> What is asked:
Can the data below be echoed back word for word?

[Dataset items]
____
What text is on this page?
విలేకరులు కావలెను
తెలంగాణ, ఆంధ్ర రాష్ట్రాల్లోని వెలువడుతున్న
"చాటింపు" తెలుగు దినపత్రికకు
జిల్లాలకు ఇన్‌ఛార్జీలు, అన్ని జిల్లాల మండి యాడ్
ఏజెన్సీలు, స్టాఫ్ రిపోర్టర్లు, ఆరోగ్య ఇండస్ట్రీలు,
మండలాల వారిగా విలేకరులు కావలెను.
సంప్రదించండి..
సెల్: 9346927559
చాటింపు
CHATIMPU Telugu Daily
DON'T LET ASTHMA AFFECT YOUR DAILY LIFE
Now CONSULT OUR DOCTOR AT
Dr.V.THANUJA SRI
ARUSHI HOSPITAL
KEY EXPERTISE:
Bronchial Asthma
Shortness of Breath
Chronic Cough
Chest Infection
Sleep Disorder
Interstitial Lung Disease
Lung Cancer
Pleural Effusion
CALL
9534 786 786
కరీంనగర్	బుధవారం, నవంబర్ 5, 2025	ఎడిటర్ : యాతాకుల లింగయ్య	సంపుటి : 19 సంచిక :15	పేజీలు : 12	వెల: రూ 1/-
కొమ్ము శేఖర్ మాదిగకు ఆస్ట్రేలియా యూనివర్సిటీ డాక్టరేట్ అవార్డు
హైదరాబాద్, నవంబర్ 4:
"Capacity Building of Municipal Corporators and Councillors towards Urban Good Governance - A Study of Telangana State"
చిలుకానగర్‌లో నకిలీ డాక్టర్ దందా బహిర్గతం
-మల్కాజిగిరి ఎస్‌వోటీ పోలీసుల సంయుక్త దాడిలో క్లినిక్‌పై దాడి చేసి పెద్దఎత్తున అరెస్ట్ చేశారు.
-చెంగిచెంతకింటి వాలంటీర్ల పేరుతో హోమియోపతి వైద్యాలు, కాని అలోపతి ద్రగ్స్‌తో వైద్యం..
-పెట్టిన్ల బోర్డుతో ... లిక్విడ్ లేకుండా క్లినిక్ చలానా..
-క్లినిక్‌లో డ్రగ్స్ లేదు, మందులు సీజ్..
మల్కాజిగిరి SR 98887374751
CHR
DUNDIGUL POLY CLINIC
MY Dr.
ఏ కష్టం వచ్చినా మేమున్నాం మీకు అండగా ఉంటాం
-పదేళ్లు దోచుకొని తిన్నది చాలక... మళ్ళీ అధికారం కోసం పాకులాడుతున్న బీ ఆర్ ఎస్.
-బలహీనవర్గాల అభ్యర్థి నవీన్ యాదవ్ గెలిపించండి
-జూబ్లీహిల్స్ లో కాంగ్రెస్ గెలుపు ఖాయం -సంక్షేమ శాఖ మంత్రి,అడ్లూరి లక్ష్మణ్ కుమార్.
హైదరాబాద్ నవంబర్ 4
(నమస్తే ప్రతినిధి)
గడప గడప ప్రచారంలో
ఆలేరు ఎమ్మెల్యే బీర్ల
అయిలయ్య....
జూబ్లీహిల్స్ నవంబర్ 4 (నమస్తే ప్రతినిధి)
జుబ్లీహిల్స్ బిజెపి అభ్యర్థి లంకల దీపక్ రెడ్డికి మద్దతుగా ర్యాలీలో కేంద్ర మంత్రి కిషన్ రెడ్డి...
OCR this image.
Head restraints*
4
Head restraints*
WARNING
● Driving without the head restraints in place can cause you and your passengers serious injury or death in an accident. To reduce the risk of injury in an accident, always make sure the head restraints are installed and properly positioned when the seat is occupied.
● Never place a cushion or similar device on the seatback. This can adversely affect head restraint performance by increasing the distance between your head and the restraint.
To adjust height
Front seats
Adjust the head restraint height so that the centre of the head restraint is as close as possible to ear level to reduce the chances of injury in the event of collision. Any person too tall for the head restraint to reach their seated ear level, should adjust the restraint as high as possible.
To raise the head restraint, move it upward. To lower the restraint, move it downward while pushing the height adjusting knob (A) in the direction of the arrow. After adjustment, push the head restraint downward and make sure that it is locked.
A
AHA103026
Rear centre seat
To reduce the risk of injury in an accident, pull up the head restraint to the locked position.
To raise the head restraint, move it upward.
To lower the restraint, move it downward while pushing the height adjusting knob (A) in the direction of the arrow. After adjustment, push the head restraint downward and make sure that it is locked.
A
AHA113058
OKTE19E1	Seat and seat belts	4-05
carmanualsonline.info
____
> Right answer:
What text is on this page?
విలేకరులు కావలెను
తెలంగాణ, ఆంధ్ర రాష్ట్రాల్లోని వెలువడుతున్న
"చాటింపు" తెలుగు దినపత్రికకు
జిల్లాలకు ఇన్‌ఛార్జీలు, అన్ని జిల్లాల మండి యాడ్
ఏజెన్సీలు, స్టాఫ్ రిపోర్టర్లు, ఆరోగ్య ఇండస్ట్రీలు,
మండలాల వారిగా విలేకరులు కావలెను.
సంప్రదించండి..
సెల్: 9346927559
చాటింపు
CHATIMPU Telugu Daily
DON'T LET ASTHMA AFFECT YOUR DAILY LIFE
Now CONSULT OUR DOCTOR AT
Dr.V.THANUJA SRI
ARUSHI HOSPITAL
KEY EXPERTISE:
Bronchial Asthma
Shortness of Breath
Chronic Cough
Chest Infection
Sleep Disorder
Interstitial Lung Disease
Lung Cancer
Pleural Effusion
CALL
9534 786 786
కరీంనగర్	బుధవారం, నవంబర్ 5, 2025	ఎడిటర్ : యాతాకుల లింగయ్య	సంపుటి : 19 సంచిక :15	పేజీలు : 12	వెల: రూ 1/-
కొమ్ము శేఖర్ మాదిగకు ఆస్ట్రేలియా యూనివర్సిటీ డాక్టరేట్ అవార్డు
హైదరాబాద్, నవంబర్ 4:
"Capacity Building of Municipal Corporators and Councillors towards Urban Good Governance - A Study of Telangana State"
చిలుకానగర్‌లో నకిలీ డాక్టర్ దందా బహిర్గతం
-మల్కాజిగిరి ఎస్‌వోటీ పోలీసుల సంయుక్త దాడిలో క్లినిక్‌పై దాడి చేసి పెద్దఎత్తున అరెస్ట్ చేశారు.
-చెంగిచెంతకింటి వాలంటీర్ల పేరుతో హోమియోపతి వైద్యాలు, కాని అలోపతి ద్రగ్స్‌తో వైద్యం..
-పెట్టిన్ల బోర్డుతో ... లిక్విడ్ లేకుండా క్లినిక్ చలానా..
-క్లినిక్‌లో డ్రగ్స్ లేదు, మందులు సీజ్..
మల్కాజిగిరి SR 98887374751
CHR
DUNDIGUL POLY CLINIC
MY Dr.
ఏ కష్టం వచ్చినా మేమున్నాం మీకు అండగా ఉంటాం
-పదేళ్లు దోచుకొని తిన్నది చాలక... మళ్ళీ అధికారం కోసం పాకులాడుతున్న బీ ఆర్ ఎస్.
-బలహీనవర్గాల అభ్యర్థి నవీన్ యాదవ్ గెలిపించండి
-జూబ్లీహిల్స్ లో కాంగ్రెస్ గెలుపు ఖాయం -సంక్షేమ శాఖ మంత్రి,అడ్లూరి లక్ష్మణ్ కుమార్.
హైదరాబాద్ నవంబర్ 4
(నమస్తే ప్రతినిధి)
గడప గడప ప్రచారంలో
ఆలేరు ఎమ్మెల్యే బీర్ల
అయిలయ్య....
జూబ్లీహిల్స్ నవంబర్ 4 (నమస్తే ప్రతినిధి)
జుబ్లీహిల్స్ బిజెపి అభ్యర్థి లంకల దీపక్ రెడ్డికి మద్దతుగా ర్యాలీలో కేంద్ర మంత్రి కిషన్ రెడ్డి...
OCR this image.
Head restraints*
4
Head restraints*
WARNING
● Driving without the head restraints in place can cause you and your passengers serious injury or death in an accident. To reduce the risk of injury in an accident, always make sure the head restraints are installed and properly positioned when the seat is occupied.
● Never place a cushion or similar device on the seatback. This can adversely affect head restraint performance by increasing the distance between your head and the restraint.
To adjust height
Front seats
Adjust the head restraint height so that the centre of the head restraint is as close as possible to ear level to reduce the chances of injury in the event of collision. Any person too tall for the head restraint to reach their seated ear level, should adjust the restraint as high as possible.
To raise the head restraint, move it upward. To lower the restraint, move it downward while pushing the height adjusting knob (A) in the direction of the arrow. After adjustment, push the head restraint downward and make sure that it is locked.
A
AHA103026
Rear centre seat
To reduce the risk of injury in an accident, pull up the head restraint to the locked position.
To raise the head restraint, move it upward.
To lower the restraint, move it downward while pushing the height adjusting knob (A) in the direction of the arrow. After adjustment, push the head restraint downward and make sure that it is locked.
A
AHA113058
OKTE19E1	Seat and seat belts	4-05
carmanualsonline.info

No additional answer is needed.